Friday, January 15, 2016

The benefits of using CSS in HTML

This is an essay that I wrote for my Essay Writing class from the University of California, Irvine.  It is all about CSS (which is a course I am taking at University of Michigan online). Enjoy.

Have you ever wondered what makes up a website? Most websites use language called HTML, which stands for HyperText Markup Language. If the website only uses HTML, it will be bland, colorless, and all one size. There would be no bold, no italics, and nor borders. There would not be underline or any other of those fancy things we like to use when we type. If CSS (Cascade Style Sheets) is used for a website, it will become more interesting. Many people debate whether to use CSS, so here is the information you need to know.

One feature CSS uses that does not appear in HTML is the use of color. There are three ways that color can be given to something. One of these ways is to just give the color name, such as red, green, and blue. The downside to this, however, is it will not appear the same in every browser. Each browser has a different idea of what, for example, red is. The other two ways to color something are far more efficient, but a little more complicated. They include using hexadecimal values, which are 0-1-2-3-4-5-6-7-8-9 and from A to F. Six of these values combined with a pound symbol in fromt (#) are needed in order to make a hexadecimal color. An example would be #FFFFFF, which makes white. #000000 would make black. The final way is to use an RGB value, which is a red-green-blue value. Each value can have a number ranging from zero to 255, which will determine how much of the color it puts in. (255,0,0) would form pure red, the brightest red. (0,255,0) would form a bright green, while (0,0,255) would form a pure blue. As you could have guessed, (0,0,0) would form black and (255,255,255) would form white. HTML, on the other hand, cannot take any of these inputs. The only way to use CSS in HTML without creating a whole new CSS stylesheet to link to the main HTML code is to use a style tag in the head section. This is a very unconventional method, however, so try to avoid using it at all costs. As you can see, colors are of the many benefits that CSS provides over HTML.

The second benefit that CSS provides is the ability to modify text. Using the text-align command in a stylesheet, any text that has been put into the HTML code that the stylesheet is linked to will become either aligned to the center, the left or aligned to the right. For example, the whole first heading that might read "Benefits of CSS" could be centered perfectly over the rest of the text, which is aligned to the left or the right. Another text modification feature provided by CSS is the ability to change the font style. If someone wishes to change the font from Arial to Comic Sans MS, they can using the font-family command. The person who changes the font, however, needs to be sure to put AT LEAST two back up fonts just in case the browser they are using doesn't support the style they choose. If none of the choices are supported by the brower being used, it will just switch to the browser's default font, which I believe in many cases is Arial. The final text modification command being discussed here is the text-style command. While it may seem similar to the font-family command, it is completely different. One of the options for the text style is small-caps, which allows the user to change lower case text into all upper case text, but it will be the same size as the lower case text. Large text, on the other hand, is basically the same thing except it makes it all upper case without it being the same size as lower case. Essentially, it is like putting the caps lock key on while you type without needing to.
════════════════
# Objectives
**a)** Answer these questions using the CSS essay:
(i) What does HTML stand for?
(ii) Which hexadecimal value makes white?
(iii) Which command changes the font from Arial to Comic Sans MS?
**b)** Explain why, according to the CSS essay, a person changing the font should list at least two backup fonts.
**c)** Write a continuation of the CSS essay, picking up right after its final sentence.
None of the rows are needed here.

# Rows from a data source
════════════════
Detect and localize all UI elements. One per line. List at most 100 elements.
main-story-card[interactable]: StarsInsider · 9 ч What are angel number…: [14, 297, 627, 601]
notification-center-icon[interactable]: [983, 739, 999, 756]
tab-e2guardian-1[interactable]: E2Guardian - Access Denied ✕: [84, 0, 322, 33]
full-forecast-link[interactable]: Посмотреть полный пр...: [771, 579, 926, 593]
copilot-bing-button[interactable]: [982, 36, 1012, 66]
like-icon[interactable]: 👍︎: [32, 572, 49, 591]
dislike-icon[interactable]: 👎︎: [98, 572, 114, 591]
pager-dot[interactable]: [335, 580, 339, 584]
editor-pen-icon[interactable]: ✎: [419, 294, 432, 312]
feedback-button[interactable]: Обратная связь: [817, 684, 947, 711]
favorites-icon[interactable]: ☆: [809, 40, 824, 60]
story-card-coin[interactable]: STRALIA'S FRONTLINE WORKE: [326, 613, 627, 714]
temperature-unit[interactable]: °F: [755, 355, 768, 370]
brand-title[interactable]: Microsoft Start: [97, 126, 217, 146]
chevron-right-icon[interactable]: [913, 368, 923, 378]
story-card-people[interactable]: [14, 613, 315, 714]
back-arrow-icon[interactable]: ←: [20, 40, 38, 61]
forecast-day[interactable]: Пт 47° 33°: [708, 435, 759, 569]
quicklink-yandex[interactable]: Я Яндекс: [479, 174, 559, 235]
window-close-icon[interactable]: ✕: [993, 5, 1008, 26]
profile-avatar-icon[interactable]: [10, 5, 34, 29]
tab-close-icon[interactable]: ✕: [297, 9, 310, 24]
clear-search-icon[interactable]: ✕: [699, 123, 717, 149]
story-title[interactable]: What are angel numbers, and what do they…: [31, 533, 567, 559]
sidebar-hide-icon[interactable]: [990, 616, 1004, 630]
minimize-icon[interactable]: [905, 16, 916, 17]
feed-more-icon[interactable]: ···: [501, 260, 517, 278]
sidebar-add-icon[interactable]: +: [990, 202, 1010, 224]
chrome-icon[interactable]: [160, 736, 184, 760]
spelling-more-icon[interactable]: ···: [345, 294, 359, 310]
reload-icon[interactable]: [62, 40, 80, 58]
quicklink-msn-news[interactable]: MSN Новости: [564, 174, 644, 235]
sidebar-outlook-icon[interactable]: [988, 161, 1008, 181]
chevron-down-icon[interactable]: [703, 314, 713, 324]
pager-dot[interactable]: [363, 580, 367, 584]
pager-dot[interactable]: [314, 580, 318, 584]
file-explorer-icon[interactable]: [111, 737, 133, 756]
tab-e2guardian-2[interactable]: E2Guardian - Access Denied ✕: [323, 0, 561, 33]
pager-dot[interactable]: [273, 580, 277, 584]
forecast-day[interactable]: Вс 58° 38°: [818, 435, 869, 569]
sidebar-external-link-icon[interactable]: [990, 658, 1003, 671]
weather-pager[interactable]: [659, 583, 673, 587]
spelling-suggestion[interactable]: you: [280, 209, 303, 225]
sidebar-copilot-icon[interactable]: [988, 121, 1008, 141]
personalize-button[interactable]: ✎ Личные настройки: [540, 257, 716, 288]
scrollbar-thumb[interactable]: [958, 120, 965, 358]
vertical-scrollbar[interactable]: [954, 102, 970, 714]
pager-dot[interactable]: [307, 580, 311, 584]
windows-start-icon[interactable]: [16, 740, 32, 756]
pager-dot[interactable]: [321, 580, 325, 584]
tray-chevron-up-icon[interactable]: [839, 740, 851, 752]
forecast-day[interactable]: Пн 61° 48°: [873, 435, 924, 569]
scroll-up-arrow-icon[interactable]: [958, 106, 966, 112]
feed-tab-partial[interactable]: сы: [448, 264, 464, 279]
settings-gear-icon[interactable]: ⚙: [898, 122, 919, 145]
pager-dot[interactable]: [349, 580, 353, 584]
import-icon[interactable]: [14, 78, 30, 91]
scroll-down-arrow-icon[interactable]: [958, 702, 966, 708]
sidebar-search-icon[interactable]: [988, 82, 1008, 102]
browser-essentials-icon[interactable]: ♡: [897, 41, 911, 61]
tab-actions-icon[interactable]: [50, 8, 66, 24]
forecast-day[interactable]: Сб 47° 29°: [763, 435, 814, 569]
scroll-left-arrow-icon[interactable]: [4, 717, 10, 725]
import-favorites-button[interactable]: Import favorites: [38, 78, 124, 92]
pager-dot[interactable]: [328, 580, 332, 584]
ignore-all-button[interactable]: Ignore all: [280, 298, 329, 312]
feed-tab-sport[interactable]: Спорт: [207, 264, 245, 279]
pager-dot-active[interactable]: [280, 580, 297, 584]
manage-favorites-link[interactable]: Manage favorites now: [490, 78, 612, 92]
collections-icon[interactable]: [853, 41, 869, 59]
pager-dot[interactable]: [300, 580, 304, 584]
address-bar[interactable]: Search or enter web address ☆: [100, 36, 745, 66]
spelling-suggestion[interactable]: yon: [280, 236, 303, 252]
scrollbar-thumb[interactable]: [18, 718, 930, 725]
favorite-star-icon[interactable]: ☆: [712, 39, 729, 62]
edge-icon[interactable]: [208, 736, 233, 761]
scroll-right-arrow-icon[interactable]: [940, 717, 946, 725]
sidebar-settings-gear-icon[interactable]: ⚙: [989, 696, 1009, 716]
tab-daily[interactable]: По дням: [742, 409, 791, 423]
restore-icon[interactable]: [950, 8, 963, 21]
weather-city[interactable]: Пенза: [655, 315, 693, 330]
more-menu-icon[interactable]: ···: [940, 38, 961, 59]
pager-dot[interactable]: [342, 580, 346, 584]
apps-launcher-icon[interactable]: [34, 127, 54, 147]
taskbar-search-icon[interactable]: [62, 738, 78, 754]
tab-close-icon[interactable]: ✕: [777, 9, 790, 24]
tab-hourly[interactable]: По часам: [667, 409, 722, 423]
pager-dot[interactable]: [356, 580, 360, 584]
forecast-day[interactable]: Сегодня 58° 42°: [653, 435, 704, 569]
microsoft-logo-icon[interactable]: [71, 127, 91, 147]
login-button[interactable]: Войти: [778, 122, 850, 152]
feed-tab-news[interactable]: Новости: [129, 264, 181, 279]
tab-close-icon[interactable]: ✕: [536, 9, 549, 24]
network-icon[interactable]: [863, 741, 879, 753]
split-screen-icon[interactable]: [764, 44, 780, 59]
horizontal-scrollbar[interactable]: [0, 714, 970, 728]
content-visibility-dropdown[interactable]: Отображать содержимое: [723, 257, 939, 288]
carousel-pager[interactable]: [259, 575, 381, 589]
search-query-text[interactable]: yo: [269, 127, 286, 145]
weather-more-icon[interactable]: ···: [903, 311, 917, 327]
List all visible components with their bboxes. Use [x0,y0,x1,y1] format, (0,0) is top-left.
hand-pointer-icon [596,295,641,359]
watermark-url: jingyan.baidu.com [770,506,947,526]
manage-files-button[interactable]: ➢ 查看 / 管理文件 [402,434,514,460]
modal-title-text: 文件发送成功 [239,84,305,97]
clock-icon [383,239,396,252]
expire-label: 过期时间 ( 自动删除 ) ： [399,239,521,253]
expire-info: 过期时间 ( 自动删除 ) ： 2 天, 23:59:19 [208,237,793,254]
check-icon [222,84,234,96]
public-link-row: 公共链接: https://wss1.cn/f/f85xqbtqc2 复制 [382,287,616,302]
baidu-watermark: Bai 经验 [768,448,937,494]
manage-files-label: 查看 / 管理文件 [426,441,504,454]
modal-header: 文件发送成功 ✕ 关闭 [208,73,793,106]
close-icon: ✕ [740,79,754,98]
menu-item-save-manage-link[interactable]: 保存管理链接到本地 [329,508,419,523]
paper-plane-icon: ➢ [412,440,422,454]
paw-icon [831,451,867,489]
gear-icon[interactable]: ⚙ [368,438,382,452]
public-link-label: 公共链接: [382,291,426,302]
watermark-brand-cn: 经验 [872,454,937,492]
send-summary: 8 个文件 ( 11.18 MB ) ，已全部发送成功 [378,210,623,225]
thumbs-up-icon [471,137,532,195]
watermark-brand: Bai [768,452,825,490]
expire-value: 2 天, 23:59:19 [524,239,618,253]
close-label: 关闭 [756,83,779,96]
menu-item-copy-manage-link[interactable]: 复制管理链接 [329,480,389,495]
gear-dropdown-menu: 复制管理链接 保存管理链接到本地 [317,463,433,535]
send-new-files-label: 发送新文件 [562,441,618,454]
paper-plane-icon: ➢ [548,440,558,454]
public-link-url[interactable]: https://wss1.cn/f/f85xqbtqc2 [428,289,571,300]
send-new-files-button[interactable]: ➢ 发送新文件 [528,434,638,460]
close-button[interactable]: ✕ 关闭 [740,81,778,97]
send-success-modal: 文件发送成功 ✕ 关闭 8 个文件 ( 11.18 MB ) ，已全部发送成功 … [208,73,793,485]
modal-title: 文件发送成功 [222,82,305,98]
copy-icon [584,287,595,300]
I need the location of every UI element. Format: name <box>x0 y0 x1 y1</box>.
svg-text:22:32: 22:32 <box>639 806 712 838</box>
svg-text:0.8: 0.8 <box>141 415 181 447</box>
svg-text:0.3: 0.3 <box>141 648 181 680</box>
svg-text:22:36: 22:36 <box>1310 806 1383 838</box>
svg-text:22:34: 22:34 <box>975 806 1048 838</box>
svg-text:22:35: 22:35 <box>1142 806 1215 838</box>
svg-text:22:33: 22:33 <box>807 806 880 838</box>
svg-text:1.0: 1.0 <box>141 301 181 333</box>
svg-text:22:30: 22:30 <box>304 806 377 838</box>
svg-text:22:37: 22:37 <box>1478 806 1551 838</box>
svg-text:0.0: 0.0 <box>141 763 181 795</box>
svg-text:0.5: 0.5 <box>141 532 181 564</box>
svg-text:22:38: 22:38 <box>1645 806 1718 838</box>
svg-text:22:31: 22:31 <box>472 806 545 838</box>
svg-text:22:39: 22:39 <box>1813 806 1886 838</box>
════════════════
# Exercise responses
**a)**
(i) HyperText Markup Language
(ii) #FFFFFF
(iii) The font-family command

**b)** The browser being used might not support the chosen font style. If none of the listed fonts are supported, the browser switches to its default font.

**c)**
A third benefit of CSS is the ability to surround the text with borders of varying styles using the border command. The border command allows people to not only choose the style of border, but also the width of the border on every side and the color of the border. There are multiple styles for the border, as mentioned above. Here are a couple of them: dotted and solid. A dotted border is basically what one would expect. Instead of being a solid line surrounding your text, it's a dotted line. No surprise there. Also as the name suggests, solid is a solid line. Determining the width of each side of the border is a totally different matter, however. One can put in anywhere from one to four values, preferably measured in pixels, in order to determine how large the border will be. However, the number of parameters determine what each number controls the size of. If you put in one parameter, it determines the width for every side of the rectangular border. If you put in two parameters, the first parameter determines the width of the top and the bottom sides, while the second parameter determines the width of the left and right sides. If one decides to put three parameters, it gets a little tricky. The first parameter determines the width of the top. The second parameter determines the width of the bottom and the third parameter determines the width of the sides. If four parameters are put in, the first parameter determines the top, the second determines the right, the third determines the bottom, and the fourth determines the left.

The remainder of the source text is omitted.